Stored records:

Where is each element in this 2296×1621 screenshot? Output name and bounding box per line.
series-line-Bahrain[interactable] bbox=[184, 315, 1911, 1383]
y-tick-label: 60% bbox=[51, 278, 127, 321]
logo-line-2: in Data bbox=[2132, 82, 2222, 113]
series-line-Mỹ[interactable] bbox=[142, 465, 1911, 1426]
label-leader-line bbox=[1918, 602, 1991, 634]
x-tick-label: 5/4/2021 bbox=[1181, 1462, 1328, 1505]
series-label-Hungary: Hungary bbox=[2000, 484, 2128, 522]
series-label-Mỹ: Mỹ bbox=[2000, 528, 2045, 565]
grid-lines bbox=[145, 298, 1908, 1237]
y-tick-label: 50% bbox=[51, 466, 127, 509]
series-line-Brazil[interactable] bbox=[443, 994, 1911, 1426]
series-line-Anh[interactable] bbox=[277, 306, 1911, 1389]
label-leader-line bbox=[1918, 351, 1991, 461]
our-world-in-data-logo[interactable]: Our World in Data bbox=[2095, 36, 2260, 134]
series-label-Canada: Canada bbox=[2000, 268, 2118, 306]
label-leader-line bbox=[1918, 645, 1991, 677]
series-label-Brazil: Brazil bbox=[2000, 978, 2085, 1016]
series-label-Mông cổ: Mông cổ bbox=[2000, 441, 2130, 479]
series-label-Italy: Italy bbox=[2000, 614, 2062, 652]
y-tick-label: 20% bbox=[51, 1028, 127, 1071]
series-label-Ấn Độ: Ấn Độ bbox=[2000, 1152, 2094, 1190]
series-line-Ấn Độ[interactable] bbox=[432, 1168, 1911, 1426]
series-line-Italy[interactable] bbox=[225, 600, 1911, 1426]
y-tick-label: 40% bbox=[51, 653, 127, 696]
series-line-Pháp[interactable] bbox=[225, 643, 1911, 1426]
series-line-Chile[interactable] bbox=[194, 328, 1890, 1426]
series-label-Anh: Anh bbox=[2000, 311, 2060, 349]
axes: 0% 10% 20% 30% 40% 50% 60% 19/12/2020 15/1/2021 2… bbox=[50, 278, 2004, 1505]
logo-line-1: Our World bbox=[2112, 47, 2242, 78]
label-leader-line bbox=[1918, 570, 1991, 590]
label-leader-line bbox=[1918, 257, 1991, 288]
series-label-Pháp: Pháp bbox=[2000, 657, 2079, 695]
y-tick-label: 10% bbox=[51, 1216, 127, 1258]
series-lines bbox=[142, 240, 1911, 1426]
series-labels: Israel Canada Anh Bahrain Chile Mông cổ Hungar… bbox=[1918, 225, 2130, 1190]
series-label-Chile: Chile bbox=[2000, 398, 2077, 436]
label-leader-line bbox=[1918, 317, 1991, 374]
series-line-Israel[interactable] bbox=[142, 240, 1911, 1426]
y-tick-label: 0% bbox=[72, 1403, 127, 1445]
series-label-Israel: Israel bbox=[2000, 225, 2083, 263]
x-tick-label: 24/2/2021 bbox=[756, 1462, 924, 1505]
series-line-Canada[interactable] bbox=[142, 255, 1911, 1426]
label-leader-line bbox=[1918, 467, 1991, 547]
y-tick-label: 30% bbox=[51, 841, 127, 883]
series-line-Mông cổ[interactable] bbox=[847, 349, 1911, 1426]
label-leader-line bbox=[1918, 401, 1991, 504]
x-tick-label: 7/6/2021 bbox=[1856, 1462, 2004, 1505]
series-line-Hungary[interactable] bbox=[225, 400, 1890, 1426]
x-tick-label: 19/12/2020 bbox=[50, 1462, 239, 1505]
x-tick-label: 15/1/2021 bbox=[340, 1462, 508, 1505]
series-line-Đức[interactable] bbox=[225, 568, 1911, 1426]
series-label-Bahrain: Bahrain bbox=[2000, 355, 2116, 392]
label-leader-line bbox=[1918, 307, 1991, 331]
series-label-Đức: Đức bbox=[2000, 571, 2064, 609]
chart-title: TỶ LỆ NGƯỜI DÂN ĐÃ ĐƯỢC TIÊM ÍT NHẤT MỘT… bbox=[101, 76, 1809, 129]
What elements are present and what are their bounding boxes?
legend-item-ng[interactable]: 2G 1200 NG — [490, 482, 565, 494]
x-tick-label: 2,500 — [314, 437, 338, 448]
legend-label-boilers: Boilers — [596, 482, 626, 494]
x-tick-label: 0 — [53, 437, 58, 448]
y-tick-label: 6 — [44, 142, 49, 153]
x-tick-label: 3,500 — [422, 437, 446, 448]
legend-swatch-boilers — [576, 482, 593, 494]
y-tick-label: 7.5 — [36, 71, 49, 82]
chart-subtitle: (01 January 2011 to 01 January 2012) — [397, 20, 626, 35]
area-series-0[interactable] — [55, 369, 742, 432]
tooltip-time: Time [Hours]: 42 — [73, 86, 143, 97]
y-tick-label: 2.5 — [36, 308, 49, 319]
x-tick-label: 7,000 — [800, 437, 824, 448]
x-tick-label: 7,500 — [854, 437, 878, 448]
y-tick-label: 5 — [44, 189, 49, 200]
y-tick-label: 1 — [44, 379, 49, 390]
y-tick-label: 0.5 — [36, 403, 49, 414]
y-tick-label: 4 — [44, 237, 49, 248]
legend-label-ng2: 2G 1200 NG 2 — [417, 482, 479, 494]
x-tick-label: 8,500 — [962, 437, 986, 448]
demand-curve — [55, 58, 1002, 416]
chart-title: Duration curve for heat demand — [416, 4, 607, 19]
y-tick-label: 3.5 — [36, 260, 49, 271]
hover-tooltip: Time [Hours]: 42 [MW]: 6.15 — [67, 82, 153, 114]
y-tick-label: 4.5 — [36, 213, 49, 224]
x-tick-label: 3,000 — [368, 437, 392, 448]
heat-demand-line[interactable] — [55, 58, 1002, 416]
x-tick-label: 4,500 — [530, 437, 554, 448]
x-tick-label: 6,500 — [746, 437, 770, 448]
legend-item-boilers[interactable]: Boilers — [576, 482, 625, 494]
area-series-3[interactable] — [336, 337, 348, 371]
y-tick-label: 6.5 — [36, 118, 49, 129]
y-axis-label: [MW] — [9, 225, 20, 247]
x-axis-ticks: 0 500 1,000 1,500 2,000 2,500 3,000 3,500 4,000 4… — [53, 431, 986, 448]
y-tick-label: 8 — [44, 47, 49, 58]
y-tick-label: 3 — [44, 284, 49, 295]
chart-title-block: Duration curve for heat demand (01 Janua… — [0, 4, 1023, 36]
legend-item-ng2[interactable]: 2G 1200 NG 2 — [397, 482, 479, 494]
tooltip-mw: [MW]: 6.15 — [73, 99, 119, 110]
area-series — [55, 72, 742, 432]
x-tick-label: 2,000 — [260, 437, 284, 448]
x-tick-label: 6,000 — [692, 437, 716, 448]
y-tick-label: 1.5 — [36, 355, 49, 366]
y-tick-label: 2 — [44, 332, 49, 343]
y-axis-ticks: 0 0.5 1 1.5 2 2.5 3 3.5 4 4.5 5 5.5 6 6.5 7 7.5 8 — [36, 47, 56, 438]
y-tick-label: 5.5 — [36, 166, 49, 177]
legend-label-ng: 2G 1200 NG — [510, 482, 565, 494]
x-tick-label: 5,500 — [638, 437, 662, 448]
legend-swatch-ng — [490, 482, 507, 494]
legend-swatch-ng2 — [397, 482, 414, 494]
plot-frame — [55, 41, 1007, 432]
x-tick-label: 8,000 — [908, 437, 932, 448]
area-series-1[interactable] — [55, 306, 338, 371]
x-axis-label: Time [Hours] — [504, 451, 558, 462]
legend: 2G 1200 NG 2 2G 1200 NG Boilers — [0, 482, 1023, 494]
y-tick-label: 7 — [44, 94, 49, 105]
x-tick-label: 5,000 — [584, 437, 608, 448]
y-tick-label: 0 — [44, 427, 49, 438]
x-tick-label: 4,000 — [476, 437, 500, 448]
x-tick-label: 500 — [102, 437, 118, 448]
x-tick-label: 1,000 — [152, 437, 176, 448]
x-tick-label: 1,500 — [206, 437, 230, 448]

» WORK INSTRUCTIONS:
Rename "y-tick-label" to "y-axis-tick-label" in the records starting at their first line and ending at the line that contains "x-tick-label: 5/4/2021 bbox=[1181, 1462, 1328, 1505]". Write out only those lines, leaving everything else unchanged.

» SOLUTION FOR THIS TASK:
Where is each element in this 2296×1621 screenshot? Output name and bounding box per line.
series-line-Bahrain[interactable] bbox=[184, 315, 1911, 1383]
y-axis-tick-label: 60% bbox=[51, 278, 127, 321]
logo-line-2: in Data bbox=[2132, 82, 2222, 113]
series-line-Mỹ[interactable] bbox=[142, 465, 1911, 1426]
label-leader-line bbox=[1918, 602, 1991, 634]
x-tick-label: 5/4/2021 bbox=[1181, 1462, 1328, 1505]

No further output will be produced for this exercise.